» **WRITTEN PROBLEM**
Copy out all the lines where "speed" shows up.

» **MATERIAL FOR THIS EXERCISE**
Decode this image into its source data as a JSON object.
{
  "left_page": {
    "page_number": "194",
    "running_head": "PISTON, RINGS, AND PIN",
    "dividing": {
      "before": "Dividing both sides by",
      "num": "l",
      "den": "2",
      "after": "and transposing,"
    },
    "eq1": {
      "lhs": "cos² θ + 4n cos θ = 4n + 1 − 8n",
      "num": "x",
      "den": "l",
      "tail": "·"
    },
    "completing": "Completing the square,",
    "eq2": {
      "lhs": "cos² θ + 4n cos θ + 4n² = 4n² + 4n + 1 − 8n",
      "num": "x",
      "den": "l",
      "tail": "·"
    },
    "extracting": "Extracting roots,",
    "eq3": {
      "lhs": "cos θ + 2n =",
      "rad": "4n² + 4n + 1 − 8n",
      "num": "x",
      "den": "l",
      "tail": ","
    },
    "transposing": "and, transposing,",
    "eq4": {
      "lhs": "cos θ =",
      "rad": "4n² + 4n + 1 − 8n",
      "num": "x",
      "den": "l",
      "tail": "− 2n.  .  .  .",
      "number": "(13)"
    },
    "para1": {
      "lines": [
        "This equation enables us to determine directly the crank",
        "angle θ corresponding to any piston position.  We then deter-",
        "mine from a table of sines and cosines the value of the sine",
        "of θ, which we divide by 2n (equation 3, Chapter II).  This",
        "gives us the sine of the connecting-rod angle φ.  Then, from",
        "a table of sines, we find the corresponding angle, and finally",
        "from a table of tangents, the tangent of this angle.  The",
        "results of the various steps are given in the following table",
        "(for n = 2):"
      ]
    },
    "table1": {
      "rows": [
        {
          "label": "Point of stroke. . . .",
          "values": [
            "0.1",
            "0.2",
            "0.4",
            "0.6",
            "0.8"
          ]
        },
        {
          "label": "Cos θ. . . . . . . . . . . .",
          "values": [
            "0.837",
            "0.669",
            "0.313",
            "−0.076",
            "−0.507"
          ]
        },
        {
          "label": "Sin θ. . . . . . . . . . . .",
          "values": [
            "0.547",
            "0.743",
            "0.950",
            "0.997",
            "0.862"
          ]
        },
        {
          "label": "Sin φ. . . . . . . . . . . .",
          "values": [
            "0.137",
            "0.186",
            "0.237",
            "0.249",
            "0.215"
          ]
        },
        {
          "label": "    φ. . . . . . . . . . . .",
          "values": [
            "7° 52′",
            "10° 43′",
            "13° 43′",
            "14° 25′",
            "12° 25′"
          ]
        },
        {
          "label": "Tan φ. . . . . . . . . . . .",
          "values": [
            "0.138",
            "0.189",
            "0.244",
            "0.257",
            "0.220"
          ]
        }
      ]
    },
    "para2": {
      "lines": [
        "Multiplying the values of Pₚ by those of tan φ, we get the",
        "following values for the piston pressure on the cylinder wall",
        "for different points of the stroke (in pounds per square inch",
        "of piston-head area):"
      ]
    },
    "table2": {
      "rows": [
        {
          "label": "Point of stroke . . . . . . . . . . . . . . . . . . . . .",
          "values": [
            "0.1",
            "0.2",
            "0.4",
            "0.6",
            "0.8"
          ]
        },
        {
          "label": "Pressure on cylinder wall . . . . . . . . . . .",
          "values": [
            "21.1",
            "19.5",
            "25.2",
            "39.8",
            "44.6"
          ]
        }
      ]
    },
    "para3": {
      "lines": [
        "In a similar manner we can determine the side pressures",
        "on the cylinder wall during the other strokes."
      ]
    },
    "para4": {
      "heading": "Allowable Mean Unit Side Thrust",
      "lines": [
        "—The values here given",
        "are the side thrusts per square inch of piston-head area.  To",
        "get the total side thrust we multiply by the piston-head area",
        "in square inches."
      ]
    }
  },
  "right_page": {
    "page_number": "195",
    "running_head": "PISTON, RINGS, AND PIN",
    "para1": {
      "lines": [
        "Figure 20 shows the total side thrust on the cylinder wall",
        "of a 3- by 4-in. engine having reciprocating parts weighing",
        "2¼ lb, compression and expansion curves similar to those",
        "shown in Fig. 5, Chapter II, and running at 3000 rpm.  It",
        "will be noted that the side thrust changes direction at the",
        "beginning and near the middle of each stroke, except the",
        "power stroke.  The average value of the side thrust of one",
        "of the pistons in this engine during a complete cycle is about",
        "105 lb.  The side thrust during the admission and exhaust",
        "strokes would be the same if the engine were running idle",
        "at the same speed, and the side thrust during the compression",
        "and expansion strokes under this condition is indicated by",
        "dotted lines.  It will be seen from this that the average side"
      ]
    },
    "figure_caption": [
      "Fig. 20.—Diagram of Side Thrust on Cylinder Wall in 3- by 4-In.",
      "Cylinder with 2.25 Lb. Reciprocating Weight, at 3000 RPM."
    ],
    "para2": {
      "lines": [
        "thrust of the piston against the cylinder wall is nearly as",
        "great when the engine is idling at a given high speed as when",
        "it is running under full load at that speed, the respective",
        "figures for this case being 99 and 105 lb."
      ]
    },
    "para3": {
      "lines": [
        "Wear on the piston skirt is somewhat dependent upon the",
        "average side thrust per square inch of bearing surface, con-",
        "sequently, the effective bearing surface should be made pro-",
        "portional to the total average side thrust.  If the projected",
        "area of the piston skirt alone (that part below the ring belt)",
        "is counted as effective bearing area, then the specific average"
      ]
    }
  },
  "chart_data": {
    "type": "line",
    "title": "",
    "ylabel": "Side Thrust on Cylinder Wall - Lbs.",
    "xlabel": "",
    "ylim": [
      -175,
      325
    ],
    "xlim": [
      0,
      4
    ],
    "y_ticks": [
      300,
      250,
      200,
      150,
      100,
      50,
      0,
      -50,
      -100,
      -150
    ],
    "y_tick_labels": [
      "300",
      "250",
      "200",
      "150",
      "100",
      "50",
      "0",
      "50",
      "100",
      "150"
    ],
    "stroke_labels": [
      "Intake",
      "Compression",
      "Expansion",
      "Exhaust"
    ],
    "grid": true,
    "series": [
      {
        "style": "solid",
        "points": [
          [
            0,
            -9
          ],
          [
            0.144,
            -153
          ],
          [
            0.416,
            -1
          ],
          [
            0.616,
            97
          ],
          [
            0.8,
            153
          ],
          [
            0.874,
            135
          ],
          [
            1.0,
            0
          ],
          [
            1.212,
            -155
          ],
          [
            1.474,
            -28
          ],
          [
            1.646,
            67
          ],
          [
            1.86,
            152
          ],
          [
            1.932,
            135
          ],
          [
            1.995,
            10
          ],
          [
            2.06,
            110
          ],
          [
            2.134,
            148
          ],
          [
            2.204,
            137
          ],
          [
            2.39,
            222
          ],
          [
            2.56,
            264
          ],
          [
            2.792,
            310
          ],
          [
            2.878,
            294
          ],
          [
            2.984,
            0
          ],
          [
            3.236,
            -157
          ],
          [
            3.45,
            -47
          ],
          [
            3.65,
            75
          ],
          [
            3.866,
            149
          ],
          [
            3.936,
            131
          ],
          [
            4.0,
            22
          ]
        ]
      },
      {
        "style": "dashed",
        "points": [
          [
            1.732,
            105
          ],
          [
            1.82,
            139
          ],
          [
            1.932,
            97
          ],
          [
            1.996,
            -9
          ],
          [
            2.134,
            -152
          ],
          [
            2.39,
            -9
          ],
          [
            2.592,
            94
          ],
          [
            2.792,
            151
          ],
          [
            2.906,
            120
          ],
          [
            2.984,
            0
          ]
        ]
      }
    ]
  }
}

» **THE COMPLETED TASK**
        "at the same speed, and the side thrust during the compression",
        "great when the engine is idling at a given high speed as when",
        "it is running under full load at that speed, the respective",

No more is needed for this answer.